= EXERCISE GOAL =
Spot each line in the records below where the word "Macintosh" occurs, then copy it.

▬▬▬▬▬▬

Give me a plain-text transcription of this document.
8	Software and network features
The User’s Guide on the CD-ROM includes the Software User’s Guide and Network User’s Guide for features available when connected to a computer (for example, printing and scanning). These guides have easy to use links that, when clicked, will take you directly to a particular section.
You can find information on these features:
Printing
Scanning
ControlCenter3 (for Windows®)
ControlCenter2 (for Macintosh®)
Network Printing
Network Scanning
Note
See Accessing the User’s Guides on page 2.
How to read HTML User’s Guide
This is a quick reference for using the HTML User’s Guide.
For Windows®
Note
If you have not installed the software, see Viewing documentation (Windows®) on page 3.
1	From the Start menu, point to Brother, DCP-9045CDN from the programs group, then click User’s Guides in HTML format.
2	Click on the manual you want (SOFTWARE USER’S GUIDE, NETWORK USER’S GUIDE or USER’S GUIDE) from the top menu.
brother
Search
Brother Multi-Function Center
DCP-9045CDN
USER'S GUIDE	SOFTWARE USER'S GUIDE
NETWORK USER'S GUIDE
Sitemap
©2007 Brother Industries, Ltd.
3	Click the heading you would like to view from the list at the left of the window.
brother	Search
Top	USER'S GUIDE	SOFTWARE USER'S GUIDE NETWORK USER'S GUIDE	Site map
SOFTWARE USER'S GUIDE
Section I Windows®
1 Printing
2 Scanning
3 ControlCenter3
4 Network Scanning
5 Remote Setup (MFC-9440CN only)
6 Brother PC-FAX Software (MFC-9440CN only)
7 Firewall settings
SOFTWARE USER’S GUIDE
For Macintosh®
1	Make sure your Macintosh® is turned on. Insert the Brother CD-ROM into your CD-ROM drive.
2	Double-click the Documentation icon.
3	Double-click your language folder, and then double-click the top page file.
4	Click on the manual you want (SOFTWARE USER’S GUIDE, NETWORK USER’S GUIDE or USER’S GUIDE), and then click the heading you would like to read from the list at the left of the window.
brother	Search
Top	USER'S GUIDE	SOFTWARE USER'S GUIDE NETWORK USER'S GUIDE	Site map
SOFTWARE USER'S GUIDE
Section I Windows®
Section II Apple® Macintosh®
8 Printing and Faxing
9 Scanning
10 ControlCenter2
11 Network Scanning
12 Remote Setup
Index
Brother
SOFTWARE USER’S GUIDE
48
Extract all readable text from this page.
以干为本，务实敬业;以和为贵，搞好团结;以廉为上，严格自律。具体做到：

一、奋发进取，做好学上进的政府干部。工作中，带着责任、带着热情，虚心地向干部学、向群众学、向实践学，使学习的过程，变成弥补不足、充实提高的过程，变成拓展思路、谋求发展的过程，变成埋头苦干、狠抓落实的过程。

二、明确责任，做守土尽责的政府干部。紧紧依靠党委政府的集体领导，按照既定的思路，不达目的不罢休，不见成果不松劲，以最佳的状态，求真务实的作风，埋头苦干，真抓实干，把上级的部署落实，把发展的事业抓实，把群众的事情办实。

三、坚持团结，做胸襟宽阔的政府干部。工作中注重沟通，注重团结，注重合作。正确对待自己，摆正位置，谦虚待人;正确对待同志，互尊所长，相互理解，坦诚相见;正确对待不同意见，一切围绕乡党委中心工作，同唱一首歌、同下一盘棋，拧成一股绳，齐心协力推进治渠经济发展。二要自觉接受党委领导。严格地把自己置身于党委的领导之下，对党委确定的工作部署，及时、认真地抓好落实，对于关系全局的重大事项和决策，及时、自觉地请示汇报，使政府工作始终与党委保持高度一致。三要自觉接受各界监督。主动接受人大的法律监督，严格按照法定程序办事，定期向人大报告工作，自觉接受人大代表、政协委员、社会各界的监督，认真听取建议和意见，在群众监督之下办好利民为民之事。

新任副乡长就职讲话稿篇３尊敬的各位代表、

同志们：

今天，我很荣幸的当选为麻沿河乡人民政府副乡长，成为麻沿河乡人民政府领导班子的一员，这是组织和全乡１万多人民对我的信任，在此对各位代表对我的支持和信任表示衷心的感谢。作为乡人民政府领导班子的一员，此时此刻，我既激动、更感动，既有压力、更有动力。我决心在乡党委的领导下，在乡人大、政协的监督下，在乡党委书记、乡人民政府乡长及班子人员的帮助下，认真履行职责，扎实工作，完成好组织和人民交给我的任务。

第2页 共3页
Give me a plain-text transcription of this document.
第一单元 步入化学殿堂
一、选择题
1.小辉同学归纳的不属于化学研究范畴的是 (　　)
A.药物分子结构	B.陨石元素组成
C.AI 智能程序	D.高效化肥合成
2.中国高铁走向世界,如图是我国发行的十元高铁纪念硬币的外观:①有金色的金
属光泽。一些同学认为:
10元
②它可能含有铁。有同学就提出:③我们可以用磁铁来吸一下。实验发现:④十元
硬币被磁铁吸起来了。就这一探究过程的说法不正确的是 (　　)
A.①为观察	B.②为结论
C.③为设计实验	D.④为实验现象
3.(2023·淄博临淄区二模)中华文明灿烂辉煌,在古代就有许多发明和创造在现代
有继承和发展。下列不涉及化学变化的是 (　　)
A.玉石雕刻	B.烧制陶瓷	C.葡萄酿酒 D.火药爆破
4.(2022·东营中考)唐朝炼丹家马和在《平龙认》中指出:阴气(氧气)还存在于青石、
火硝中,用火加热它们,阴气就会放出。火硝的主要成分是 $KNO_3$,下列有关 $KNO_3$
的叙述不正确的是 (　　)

▬▬▬▬▬▬

= EXERCISE RESULT =
ControlCenter2 (for Macintosh®)
For Macintosh®
1	Make sure your Macintosh® is turned on. Insert the Brother CD-ROM into your CD-ROM drive.
Section II Apple® Macintosh®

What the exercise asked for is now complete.